#### WORK TO COMPLETE:
Select all lines in the records that include "buyers".
### RECORDS
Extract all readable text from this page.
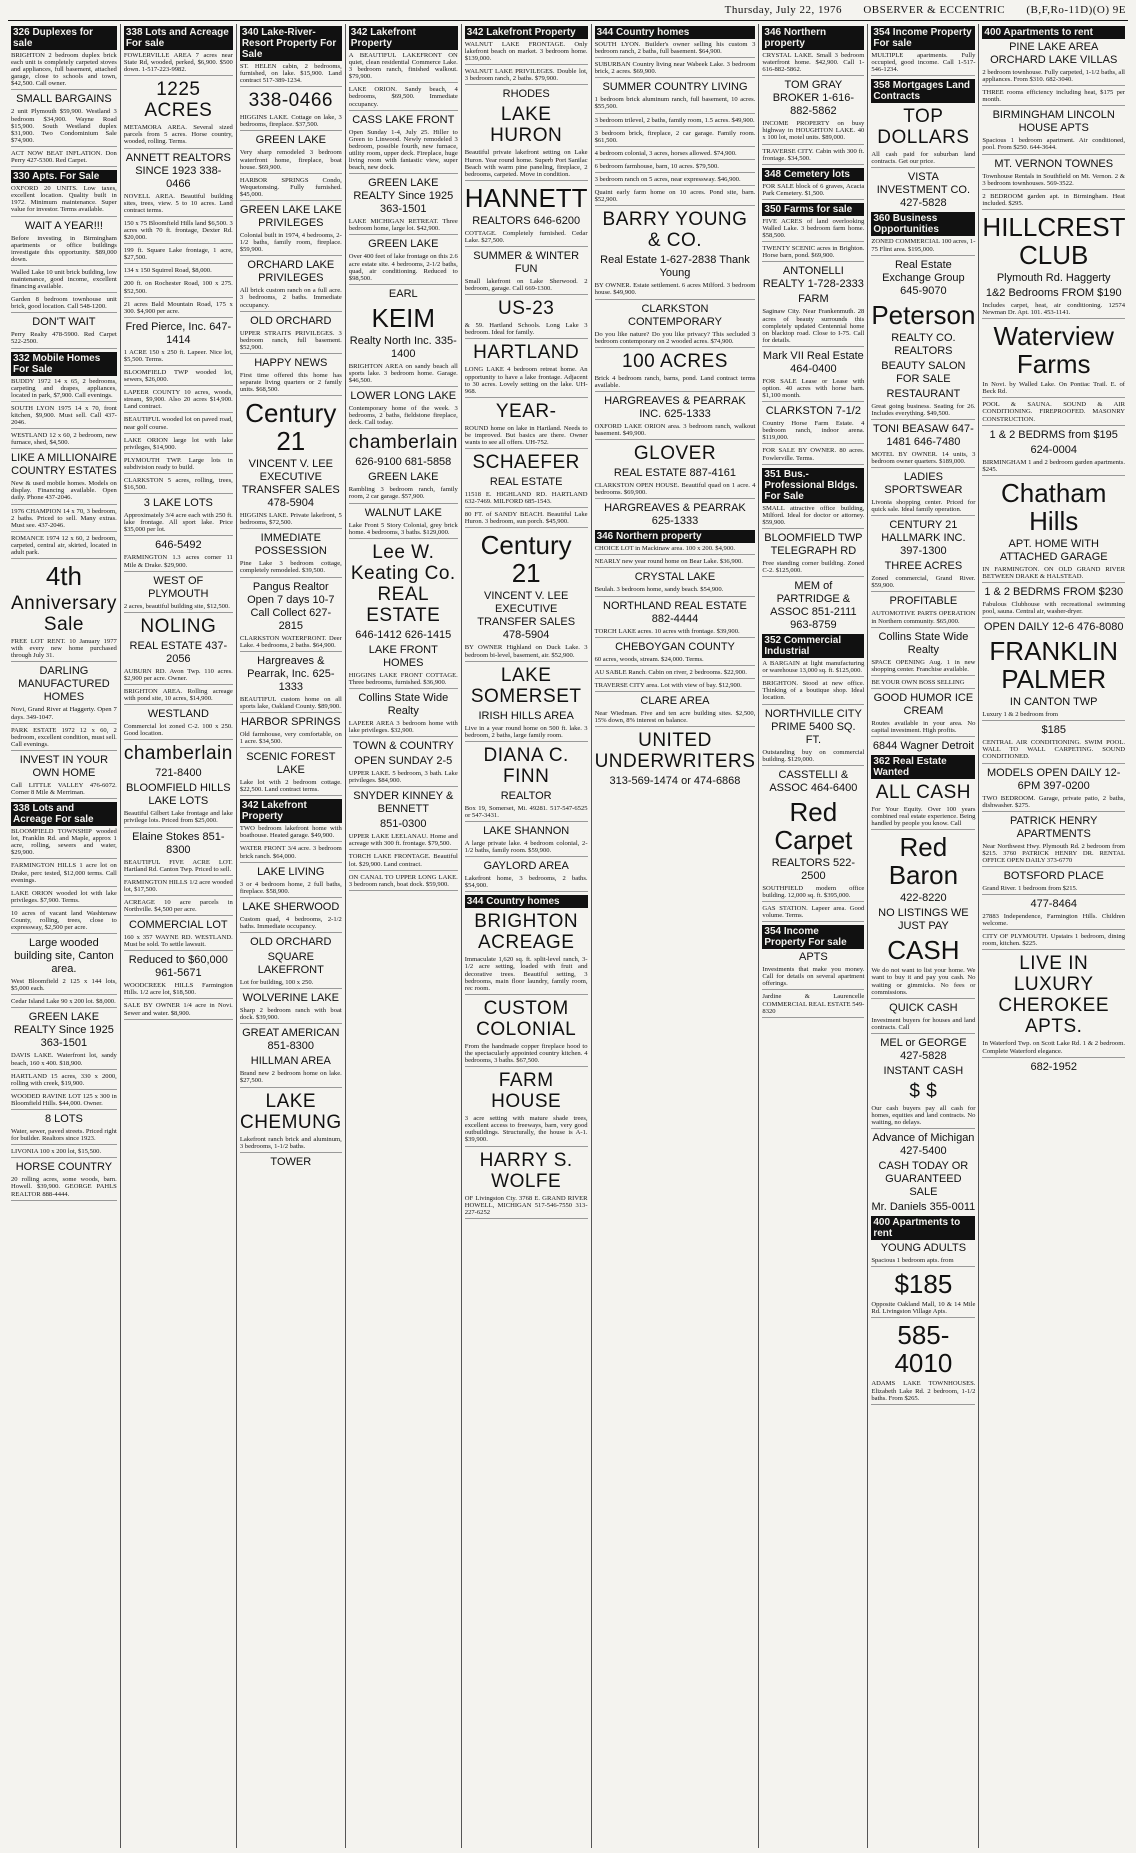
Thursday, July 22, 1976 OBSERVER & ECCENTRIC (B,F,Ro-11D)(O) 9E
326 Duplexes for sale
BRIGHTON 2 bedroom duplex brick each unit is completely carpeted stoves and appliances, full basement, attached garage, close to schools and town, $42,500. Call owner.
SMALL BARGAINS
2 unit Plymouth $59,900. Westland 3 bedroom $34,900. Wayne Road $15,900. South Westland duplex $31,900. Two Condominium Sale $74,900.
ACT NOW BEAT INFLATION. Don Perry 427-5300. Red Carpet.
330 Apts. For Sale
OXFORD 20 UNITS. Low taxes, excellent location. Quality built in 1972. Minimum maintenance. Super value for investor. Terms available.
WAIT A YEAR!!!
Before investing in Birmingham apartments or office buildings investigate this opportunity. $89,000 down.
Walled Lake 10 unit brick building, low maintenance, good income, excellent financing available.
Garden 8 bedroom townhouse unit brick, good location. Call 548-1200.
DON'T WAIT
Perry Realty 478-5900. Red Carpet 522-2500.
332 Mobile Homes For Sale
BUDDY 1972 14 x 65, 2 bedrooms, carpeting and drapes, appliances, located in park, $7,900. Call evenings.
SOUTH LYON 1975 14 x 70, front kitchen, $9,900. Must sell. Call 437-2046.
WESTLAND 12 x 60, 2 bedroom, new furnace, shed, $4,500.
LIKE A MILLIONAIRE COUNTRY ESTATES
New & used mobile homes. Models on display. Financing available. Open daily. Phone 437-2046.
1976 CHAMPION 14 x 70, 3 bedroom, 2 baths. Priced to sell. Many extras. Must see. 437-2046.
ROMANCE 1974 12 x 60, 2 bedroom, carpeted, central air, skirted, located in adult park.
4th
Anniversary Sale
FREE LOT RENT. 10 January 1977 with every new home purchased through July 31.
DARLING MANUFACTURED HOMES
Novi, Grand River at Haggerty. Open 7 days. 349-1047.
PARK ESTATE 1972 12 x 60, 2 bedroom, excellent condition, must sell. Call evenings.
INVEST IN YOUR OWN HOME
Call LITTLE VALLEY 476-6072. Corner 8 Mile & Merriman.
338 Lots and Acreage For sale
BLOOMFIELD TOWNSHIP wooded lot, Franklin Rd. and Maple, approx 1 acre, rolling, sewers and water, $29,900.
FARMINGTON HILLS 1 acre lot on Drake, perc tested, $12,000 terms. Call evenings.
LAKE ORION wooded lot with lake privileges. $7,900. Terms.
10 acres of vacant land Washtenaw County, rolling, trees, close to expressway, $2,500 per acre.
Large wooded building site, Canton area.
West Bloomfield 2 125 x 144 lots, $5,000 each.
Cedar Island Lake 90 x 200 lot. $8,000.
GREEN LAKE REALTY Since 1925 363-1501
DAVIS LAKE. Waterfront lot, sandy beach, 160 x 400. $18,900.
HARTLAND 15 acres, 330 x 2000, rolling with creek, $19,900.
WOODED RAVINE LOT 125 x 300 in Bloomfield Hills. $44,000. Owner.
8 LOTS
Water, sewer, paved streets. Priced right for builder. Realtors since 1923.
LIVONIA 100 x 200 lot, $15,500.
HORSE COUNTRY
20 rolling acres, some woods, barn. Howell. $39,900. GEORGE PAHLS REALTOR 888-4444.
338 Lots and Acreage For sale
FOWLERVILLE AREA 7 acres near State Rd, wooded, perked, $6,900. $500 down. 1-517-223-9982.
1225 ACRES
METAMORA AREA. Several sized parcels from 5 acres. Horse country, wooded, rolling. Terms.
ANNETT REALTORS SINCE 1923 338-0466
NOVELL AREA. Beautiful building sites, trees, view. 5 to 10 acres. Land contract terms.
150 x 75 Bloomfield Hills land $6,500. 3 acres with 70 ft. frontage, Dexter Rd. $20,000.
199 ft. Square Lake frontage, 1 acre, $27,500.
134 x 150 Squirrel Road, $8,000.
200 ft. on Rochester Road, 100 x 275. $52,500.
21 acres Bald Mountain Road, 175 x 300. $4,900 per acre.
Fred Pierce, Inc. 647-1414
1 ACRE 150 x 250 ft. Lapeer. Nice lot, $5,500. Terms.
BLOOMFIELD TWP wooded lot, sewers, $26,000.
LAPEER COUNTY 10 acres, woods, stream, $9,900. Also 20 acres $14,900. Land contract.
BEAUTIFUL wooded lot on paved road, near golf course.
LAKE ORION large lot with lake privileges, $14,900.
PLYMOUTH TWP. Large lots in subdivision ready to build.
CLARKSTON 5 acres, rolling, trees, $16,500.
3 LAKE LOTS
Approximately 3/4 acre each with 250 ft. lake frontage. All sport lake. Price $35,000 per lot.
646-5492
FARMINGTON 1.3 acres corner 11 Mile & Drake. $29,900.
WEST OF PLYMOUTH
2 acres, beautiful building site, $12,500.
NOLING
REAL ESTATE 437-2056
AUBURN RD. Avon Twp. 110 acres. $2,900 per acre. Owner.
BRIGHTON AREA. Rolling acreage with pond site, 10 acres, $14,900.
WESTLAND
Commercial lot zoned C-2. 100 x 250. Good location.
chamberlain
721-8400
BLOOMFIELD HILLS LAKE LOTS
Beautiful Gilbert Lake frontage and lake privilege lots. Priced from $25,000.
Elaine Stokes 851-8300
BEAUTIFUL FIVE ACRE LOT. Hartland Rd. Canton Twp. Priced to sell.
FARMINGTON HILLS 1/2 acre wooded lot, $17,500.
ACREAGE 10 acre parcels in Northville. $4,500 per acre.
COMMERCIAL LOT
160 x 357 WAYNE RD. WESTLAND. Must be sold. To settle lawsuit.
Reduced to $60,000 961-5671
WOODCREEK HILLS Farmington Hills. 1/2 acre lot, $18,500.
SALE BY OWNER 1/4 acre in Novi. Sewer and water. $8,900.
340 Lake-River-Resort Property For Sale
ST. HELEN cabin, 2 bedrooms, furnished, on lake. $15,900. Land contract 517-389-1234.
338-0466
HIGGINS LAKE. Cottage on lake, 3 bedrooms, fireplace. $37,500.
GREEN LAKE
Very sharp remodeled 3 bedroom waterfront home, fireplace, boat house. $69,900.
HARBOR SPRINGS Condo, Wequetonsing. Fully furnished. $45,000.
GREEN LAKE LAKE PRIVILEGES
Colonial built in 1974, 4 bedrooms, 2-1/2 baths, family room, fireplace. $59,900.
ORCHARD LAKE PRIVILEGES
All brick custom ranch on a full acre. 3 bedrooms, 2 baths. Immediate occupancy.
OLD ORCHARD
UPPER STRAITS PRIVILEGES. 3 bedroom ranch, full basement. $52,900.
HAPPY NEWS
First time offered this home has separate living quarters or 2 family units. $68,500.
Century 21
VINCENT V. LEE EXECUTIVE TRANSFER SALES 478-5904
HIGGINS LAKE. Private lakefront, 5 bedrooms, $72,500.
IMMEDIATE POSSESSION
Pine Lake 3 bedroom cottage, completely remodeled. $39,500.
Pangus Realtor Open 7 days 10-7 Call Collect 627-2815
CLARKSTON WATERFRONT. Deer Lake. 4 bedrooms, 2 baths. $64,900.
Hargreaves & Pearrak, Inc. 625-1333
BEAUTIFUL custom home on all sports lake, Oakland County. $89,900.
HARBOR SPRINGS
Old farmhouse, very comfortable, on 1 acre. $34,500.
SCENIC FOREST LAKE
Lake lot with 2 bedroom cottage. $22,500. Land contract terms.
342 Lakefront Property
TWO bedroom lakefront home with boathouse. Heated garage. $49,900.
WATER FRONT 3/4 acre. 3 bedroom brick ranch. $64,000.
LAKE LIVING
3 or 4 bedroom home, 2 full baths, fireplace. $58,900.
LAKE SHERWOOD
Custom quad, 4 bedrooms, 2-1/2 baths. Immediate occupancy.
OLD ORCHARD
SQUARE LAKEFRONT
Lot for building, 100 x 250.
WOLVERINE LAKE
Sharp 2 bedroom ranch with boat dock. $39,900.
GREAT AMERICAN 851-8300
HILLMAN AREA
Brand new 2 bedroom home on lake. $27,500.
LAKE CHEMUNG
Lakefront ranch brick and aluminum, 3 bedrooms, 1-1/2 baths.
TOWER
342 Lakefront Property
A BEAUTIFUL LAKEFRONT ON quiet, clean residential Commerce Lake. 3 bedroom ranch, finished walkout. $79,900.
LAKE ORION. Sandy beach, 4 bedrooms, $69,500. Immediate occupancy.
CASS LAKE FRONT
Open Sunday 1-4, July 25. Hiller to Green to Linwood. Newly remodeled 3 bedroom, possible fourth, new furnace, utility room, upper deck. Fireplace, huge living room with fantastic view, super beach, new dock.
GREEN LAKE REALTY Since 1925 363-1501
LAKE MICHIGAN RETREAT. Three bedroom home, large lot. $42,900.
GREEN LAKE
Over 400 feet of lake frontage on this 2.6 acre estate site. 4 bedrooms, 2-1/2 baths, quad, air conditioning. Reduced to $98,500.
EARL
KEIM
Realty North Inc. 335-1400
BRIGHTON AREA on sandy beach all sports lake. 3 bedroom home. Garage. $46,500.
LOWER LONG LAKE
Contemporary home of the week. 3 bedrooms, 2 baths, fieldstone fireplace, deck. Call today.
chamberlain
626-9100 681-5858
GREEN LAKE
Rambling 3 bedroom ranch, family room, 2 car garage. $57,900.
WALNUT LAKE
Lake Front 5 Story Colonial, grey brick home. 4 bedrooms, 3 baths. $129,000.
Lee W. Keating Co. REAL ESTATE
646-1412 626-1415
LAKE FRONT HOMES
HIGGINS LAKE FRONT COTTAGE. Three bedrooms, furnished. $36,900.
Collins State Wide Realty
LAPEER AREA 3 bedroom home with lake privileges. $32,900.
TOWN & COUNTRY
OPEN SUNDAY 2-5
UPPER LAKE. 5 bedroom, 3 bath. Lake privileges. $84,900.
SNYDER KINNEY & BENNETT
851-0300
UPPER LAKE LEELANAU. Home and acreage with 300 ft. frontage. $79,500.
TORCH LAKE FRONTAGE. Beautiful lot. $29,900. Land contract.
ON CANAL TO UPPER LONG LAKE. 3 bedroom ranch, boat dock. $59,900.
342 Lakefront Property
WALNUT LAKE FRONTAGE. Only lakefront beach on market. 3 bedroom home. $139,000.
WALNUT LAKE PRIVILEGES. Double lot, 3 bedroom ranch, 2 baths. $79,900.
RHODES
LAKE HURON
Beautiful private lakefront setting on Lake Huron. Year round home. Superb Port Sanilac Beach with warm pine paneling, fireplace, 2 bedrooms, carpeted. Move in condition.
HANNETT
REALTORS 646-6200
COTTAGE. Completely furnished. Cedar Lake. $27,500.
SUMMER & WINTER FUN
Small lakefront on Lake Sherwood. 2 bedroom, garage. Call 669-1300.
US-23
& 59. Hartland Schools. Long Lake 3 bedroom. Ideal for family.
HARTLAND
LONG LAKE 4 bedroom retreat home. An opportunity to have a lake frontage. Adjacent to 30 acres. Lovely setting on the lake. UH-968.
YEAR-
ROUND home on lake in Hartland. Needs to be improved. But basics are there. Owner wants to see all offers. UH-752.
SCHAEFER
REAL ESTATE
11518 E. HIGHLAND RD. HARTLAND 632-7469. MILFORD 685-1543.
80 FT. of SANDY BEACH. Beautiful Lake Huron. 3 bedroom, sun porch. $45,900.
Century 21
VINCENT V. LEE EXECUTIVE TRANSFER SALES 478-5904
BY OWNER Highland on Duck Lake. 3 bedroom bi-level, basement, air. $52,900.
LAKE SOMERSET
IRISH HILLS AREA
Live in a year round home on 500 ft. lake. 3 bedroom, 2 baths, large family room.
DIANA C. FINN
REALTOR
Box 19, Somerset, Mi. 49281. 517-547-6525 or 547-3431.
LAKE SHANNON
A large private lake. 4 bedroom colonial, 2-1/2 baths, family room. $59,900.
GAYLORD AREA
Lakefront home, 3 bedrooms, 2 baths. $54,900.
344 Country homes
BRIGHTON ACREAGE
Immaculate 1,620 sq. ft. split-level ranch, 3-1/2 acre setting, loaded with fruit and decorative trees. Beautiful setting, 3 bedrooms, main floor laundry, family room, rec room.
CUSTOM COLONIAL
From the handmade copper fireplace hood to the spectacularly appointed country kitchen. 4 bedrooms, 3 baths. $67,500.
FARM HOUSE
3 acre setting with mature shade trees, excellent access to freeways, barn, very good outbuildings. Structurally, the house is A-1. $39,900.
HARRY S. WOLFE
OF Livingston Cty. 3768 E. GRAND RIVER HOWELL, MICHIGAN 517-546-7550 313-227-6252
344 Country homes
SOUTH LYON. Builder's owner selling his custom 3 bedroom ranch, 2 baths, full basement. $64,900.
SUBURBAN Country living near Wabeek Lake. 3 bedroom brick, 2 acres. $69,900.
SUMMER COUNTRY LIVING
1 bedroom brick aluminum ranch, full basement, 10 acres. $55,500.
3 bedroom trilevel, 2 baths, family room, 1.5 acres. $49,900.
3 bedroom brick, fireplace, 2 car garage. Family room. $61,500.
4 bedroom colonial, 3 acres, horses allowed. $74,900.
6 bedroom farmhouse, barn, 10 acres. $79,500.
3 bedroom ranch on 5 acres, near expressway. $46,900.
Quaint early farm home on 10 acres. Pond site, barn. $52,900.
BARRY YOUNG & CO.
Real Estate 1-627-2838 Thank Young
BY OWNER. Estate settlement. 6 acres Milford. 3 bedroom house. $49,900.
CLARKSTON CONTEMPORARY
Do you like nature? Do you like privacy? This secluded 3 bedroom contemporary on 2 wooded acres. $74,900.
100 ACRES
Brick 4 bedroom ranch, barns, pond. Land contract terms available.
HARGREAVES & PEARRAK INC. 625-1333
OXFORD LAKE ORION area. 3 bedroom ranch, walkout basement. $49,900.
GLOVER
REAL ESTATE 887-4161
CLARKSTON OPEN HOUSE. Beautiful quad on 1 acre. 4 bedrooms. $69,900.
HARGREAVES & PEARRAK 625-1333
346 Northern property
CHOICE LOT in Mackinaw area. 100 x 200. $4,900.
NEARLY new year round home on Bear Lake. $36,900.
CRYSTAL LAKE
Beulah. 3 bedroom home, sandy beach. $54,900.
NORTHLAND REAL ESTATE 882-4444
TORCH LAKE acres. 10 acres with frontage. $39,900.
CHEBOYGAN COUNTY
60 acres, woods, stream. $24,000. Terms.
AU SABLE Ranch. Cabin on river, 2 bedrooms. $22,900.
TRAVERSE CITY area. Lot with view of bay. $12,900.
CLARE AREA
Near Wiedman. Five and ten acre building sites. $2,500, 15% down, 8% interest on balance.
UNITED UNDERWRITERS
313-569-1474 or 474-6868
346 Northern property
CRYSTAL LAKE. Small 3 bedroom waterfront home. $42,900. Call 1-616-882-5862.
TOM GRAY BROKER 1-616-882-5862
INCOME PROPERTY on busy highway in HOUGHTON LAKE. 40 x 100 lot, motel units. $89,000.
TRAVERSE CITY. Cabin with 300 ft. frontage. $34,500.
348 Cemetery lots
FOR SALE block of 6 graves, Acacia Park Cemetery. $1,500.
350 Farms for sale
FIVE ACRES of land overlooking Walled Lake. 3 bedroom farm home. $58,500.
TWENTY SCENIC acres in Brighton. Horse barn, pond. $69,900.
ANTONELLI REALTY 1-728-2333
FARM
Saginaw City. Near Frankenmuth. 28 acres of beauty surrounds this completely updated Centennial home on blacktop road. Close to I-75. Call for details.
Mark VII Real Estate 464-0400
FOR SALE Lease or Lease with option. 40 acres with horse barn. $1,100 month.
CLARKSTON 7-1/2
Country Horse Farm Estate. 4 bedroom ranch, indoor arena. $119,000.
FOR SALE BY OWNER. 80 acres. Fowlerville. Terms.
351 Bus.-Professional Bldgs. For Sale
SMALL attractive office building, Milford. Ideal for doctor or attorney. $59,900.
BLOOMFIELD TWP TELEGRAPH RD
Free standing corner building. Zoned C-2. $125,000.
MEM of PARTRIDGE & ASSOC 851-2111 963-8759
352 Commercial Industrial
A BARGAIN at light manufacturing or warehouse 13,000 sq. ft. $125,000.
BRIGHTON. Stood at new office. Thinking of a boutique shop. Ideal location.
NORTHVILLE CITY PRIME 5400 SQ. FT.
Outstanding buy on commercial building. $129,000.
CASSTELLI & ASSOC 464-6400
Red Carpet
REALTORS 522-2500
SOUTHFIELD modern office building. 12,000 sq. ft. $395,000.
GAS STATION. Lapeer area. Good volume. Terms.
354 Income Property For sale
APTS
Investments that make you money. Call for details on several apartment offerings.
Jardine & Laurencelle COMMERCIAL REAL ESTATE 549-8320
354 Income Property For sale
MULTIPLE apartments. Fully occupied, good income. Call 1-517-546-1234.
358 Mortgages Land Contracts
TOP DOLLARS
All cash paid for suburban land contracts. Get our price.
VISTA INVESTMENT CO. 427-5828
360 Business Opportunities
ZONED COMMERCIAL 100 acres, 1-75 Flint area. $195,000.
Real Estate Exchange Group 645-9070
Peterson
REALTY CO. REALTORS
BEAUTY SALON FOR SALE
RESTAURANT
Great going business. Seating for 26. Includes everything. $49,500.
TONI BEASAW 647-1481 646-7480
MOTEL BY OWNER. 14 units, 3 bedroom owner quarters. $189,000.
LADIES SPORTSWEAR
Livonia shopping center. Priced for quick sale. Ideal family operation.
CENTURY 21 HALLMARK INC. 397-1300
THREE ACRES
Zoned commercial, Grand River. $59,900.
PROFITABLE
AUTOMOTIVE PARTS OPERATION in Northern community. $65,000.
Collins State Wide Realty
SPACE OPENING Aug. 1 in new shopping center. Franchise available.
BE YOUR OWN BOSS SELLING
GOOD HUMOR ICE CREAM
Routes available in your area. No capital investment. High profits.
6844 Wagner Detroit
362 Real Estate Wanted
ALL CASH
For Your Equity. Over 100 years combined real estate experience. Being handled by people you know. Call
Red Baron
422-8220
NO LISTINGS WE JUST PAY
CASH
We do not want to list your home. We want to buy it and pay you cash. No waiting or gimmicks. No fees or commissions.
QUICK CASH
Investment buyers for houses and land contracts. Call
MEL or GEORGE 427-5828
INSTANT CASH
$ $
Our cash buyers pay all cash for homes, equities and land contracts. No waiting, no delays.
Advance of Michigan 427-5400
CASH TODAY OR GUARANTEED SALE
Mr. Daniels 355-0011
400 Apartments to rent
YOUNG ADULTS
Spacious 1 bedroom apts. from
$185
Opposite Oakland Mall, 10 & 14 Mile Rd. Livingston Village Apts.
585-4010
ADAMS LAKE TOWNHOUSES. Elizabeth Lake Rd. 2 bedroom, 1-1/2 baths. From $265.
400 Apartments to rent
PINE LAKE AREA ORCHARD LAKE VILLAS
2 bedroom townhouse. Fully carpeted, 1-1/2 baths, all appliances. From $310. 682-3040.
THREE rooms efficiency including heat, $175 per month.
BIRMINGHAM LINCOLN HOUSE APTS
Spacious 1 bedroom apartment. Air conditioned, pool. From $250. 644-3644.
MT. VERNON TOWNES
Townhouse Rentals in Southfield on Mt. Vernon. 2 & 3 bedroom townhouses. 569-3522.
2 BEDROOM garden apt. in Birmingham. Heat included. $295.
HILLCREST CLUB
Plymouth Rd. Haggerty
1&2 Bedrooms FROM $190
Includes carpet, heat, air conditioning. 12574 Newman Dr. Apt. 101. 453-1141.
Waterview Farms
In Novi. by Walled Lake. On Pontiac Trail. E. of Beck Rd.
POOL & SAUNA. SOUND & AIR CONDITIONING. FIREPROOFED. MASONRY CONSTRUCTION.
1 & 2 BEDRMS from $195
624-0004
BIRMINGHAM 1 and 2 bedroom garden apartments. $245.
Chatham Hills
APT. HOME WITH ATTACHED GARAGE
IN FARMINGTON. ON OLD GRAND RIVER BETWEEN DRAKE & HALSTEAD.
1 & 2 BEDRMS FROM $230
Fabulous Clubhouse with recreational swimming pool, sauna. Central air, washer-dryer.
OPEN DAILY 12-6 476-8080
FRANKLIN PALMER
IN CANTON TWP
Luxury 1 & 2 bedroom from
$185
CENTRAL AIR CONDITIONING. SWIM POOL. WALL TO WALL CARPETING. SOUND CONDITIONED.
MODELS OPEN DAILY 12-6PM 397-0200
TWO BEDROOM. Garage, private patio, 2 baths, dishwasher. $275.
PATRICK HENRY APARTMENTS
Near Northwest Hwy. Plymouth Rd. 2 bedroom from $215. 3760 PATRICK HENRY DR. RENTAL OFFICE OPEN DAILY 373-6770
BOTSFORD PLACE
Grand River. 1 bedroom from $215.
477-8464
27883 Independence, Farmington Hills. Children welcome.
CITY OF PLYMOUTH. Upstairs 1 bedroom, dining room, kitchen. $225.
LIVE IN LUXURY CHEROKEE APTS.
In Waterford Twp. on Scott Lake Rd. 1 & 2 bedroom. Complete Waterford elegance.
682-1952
######
#### THE SOLUTION:
Investment buyers for houses and land contracts. Call
Our cash buyers pay all cash for homes, equities and land contracts. No waiting, no delays.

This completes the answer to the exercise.